### Source
Monotype Imaging: Has This Bull Had Its Run?

Sep.19.13 | About: Monotype Imaging (TYPE)

Monotype Imaging (TYPE) has a collection of approximately 150,000 font products that include its own as well as third party owned fonts. Additionally, the company provides printer drivers, page description language, interpreters, and color imaging solutions to OEMs.

Monotype Imaging registered a growth of over 75% in the last twelve months. We are bullish on the stock from a long-term perspective because of its strong fundamentals. Monotype Imaging has two segments - OEM and creative professional. The creative professional segment is the fundamental driver of the company's future growth. It has registered a robust revenue growth of 50.75% in the last twelve months due to the large number of fonts it offers and the number of languages it supports.

Bullish on Creative Professional

The growth in the creative professional segment remains the most compelling growth driver for Monotype Imaging. This segment registered a robust revenue growth of 64% year over year in 2012. The growth story continued in the first half of 2013, and the segment has delivered revenue of $29.99 million in the first half of 2013, a year over year growth of 29%.

The creative professional segment of Monotype Imaging has a catalog of approximately 30,000 fonts, which support more than 40 Latin and non-Latin languages. These fonts are licensed to end users for electronic and print applications. About 67% of the business in this segment is generated by e-commerce websites. The growth drivers for this segment are increasing website development, growth in advertising spending, and the desire of corporates to make their websites look great.

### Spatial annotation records
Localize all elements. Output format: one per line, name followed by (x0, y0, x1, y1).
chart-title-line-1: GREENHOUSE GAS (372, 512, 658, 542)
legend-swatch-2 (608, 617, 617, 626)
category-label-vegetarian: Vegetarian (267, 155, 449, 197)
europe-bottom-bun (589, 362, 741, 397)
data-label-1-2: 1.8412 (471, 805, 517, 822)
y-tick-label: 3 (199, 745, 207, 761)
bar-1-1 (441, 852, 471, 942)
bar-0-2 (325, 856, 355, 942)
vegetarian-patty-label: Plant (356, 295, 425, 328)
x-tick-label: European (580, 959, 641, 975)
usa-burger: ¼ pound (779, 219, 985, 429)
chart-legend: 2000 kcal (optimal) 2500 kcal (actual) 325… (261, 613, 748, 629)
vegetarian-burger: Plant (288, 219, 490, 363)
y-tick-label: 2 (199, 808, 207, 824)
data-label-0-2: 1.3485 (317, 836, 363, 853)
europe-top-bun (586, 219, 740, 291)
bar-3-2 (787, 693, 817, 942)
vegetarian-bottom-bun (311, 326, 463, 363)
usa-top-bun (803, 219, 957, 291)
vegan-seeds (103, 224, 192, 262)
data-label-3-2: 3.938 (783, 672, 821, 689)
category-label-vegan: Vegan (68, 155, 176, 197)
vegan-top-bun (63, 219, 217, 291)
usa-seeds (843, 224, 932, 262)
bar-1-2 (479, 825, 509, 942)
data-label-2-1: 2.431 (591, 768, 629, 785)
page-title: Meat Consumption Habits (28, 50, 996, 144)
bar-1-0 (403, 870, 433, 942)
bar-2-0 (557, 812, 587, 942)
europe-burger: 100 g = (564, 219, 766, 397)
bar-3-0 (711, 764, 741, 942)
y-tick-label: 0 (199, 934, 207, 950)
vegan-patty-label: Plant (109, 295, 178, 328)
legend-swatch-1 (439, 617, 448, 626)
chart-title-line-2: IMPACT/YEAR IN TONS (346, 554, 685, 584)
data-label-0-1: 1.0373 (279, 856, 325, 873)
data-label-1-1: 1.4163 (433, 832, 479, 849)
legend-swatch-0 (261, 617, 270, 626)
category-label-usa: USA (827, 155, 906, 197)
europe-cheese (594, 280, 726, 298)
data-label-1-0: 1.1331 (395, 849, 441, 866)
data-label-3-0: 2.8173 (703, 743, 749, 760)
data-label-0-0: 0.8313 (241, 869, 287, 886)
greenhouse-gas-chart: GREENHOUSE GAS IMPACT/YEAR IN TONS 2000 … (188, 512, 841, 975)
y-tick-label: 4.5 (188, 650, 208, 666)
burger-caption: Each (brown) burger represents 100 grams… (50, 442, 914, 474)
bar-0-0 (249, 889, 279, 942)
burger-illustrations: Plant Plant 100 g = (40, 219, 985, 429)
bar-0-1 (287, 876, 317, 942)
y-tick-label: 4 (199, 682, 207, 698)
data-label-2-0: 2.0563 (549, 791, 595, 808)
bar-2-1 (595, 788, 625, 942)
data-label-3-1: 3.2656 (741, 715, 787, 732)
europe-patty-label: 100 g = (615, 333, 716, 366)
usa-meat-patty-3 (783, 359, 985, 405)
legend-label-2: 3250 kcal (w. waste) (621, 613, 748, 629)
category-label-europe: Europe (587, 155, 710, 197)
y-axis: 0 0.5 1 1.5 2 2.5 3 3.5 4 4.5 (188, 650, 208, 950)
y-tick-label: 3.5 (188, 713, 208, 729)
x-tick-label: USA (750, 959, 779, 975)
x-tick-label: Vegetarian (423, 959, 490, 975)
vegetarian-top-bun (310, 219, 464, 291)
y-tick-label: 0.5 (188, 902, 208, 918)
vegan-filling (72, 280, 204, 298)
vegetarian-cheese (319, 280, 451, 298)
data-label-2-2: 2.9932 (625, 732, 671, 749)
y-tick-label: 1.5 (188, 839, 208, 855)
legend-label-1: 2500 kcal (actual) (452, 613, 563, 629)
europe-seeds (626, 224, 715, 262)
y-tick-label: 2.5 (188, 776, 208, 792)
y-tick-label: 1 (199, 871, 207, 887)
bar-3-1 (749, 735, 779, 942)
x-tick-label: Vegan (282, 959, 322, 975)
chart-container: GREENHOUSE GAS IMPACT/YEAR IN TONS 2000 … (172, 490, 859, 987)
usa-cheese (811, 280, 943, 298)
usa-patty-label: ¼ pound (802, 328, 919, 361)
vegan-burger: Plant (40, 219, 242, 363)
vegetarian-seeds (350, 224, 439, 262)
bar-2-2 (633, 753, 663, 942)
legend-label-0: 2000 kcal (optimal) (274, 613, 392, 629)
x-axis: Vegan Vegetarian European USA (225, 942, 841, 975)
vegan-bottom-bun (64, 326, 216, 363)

### Objective 1
According to the Monotype Imaging article, why did the creative professional segment post revenue growth of 50.75% over the last twelve months? Respond in one to three sentences.
### Objective 2
Duplicate the passage of the Monotype Imaging article between "Bullish on Creative" and "growth of 29%.", inclusive.

### Written response 1
The creative professional segment's revenue grew 50.75% over the last twelve months because of the large number of fonts it offers and the number of languages it supports.

### Written response 2
Bullish on Creative Professional

The growth in the creative professional segment remains the most compelling growth driver for Monotype Imaging. This segment registered a robust revenue growth of 64% year over year in 2012. The growth story continued in the first half of 2013, and the segment has delivered revenue of $29.99 million in the first half of 2013, a year over year growth of 29%.